#### Task to complete
Note how many lines hold the string "value" and give that number without any other words.

#### Raw data
"""

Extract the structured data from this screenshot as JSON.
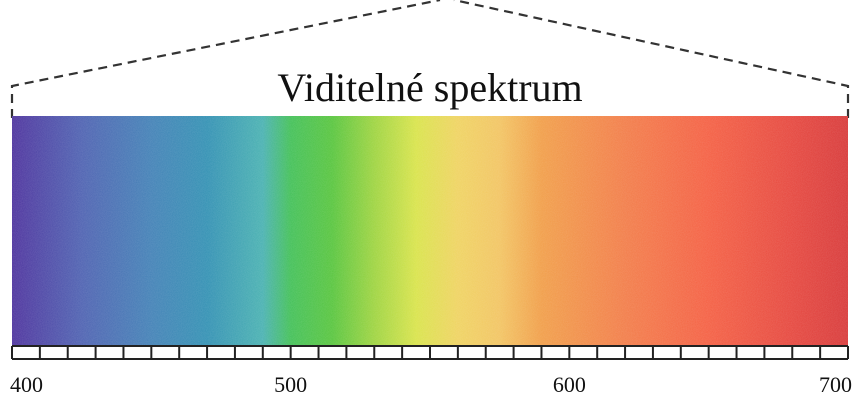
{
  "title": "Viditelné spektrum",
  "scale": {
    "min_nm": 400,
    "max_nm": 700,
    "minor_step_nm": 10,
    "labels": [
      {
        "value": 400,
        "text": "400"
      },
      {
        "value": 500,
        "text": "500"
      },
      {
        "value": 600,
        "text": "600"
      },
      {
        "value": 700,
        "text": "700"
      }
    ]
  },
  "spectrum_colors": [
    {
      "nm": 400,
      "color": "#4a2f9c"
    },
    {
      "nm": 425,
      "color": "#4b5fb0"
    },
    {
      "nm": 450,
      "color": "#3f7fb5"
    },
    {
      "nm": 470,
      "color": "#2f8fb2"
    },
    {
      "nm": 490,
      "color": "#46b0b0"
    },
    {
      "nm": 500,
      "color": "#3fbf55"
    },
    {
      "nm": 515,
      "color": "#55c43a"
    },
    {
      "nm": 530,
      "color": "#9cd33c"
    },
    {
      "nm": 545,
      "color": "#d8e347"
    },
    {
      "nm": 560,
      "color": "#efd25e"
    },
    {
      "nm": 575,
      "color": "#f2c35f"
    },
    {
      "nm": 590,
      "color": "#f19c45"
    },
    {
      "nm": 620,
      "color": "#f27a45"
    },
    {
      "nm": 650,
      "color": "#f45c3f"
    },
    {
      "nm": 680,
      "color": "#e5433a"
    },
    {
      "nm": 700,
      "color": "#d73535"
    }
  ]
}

"""

#### Task response
4